● **Input data**:
+++
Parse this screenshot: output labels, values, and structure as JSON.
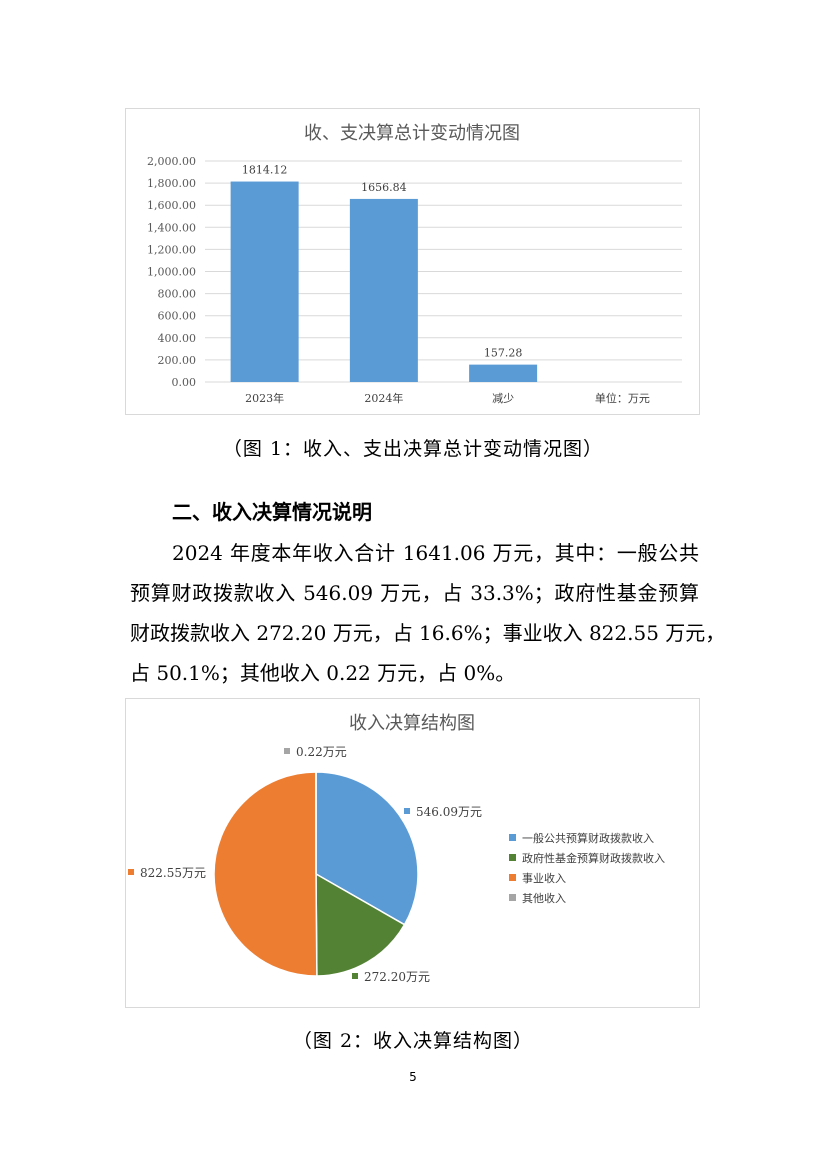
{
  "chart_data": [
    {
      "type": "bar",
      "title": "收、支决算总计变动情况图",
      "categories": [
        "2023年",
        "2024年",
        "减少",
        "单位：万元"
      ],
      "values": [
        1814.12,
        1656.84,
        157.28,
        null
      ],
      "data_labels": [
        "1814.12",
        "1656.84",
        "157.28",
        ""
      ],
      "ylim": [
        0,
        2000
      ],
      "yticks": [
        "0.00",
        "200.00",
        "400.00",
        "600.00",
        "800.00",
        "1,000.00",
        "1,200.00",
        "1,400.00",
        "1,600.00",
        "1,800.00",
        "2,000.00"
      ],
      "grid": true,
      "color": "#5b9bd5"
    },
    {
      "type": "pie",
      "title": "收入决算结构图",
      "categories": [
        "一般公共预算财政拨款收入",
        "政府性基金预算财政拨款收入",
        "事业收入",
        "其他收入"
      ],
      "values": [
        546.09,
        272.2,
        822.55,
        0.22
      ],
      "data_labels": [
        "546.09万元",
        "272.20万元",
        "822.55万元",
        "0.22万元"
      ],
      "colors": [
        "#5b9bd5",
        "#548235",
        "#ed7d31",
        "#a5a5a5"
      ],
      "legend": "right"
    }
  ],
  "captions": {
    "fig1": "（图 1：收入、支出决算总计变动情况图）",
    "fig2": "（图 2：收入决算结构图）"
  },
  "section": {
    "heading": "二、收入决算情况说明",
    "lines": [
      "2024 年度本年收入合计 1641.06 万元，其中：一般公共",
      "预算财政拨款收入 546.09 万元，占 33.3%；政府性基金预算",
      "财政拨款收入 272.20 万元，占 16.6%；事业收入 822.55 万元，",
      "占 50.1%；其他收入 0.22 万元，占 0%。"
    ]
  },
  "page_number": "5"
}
+++
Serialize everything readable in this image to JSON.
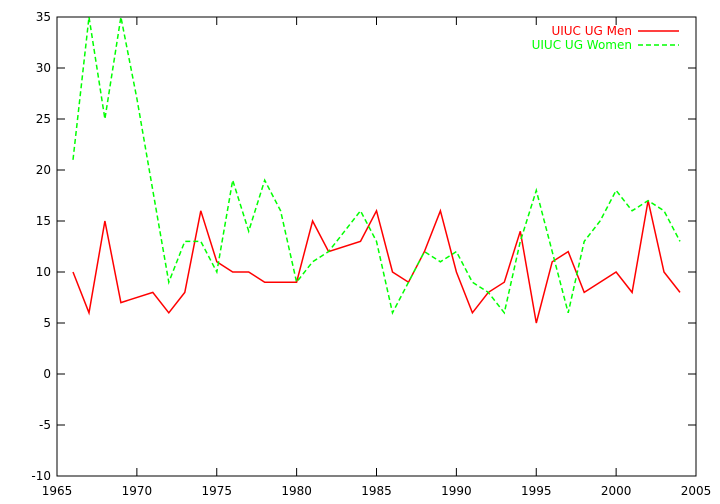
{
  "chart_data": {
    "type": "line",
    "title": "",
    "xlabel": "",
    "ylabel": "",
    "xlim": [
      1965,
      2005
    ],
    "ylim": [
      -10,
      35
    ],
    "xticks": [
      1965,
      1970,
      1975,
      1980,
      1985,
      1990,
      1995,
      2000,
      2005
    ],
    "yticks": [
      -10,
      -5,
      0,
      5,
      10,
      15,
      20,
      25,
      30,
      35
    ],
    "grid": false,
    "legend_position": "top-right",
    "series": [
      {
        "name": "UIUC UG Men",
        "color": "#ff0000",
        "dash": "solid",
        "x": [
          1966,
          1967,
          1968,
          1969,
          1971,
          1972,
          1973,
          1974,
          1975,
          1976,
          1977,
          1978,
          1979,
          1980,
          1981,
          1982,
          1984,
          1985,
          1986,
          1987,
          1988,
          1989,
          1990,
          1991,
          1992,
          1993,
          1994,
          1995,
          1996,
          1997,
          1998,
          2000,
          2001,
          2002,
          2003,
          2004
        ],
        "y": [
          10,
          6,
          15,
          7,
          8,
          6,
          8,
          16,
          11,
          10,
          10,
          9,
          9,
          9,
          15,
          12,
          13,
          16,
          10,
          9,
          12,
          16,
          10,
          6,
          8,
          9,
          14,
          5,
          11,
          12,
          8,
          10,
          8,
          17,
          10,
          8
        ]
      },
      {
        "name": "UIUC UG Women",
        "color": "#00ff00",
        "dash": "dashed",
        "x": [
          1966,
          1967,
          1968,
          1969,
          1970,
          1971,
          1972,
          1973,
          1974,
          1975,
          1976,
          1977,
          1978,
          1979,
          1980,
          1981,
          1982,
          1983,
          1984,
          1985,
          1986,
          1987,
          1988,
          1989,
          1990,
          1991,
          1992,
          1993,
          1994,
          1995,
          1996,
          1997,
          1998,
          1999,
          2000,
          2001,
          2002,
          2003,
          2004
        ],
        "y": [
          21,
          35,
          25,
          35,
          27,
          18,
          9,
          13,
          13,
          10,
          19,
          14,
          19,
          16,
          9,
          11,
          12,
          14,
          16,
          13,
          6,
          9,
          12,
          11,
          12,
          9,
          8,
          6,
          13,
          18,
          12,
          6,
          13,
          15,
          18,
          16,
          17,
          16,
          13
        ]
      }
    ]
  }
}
+++
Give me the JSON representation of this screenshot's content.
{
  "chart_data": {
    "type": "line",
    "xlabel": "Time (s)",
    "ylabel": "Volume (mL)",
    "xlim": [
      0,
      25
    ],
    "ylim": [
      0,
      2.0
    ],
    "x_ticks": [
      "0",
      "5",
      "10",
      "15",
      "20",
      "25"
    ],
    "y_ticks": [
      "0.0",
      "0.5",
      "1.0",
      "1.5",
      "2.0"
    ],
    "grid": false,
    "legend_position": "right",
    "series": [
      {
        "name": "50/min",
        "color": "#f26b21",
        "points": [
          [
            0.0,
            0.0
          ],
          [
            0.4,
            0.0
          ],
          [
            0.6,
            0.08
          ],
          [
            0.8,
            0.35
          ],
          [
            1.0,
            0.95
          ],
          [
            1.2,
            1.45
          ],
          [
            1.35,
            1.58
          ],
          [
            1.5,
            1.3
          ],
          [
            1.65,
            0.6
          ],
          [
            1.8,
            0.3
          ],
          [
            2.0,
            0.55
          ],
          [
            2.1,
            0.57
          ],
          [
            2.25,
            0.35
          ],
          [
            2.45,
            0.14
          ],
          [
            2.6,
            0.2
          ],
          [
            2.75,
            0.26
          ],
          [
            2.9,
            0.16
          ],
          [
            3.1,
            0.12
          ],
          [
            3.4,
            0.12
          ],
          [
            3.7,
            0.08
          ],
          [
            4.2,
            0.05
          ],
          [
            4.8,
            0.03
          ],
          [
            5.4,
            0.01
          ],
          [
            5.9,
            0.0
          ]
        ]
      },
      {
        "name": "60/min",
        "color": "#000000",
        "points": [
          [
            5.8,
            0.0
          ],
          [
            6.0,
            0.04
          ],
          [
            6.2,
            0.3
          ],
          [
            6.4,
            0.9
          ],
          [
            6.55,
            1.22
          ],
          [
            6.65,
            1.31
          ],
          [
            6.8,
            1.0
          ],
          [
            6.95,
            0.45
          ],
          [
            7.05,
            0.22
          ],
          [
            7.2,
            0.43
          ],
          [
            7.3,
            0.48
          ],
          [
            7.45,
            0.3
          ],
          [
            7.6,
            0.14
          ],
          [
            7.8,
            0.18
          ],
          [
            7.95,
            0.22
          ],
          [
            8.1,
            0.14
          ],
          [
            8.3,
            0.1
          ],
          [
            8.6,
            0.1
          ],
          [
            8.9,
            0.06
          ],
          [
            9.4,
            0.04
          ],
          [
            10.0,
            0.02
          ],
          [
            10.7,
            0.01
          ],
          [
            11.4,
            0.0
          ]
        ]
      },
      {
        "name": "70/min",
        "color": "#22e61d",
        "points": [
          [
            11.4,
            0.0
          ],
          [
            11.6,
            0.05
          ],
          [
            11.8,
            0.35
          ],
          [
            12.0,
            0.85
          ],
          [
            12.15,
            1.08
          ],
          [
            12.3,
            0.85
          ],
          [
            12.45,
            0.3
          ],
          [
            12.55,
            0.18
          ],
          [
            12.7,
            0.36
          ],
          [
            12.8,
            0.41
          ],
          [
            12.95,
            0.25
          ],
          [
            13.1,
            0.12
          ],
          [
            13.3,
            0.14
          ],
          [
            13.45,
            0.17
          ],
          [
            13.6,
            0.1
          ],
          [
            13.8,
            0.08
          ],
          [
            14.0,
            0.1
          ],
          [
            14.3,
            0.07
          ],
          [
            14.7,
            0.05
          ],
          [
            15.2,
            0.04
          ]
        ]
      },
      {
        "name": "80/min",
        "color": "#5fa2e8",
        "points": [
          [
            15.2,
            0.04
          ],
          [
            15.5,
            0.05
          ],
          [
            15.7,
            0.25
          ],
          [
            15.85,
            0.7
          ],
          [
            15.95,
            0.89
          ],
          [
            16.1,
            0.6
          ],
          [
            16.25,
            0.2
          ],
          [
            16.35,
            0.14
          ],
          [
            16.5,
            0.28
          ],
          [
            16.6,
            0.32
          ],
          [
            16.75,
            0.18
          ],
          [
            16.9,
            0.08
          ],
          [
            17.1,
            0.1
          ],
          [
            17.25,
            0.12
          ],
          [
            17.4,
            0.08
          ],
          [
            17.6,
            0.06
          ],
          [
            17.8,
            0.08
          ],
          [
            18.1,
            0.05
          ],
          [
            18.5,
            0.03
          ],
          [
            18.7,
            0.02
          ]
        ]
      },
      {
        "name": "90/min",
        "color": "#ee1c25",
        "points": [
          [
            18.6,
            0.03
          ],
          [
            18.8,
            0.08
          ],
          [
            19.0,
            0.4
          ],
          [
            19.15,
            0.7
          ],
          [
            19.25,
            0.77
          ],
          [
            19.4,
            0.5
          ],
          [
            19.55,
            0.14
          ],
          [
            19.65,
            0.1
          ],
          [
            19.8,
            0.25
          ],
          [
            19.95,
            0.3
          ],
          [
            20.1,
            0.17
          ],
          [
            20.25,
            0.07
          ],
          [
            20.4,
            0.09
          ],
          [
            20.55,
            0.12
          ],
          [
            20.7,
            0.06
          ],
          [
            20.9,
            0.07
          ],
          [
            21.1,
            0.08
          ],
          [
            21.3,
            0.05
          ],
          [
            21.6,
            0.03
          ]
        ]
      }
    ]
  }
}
+++
● **Set task**: Report only the number of lines in the data above that contain "right".

● **Completed task**: 3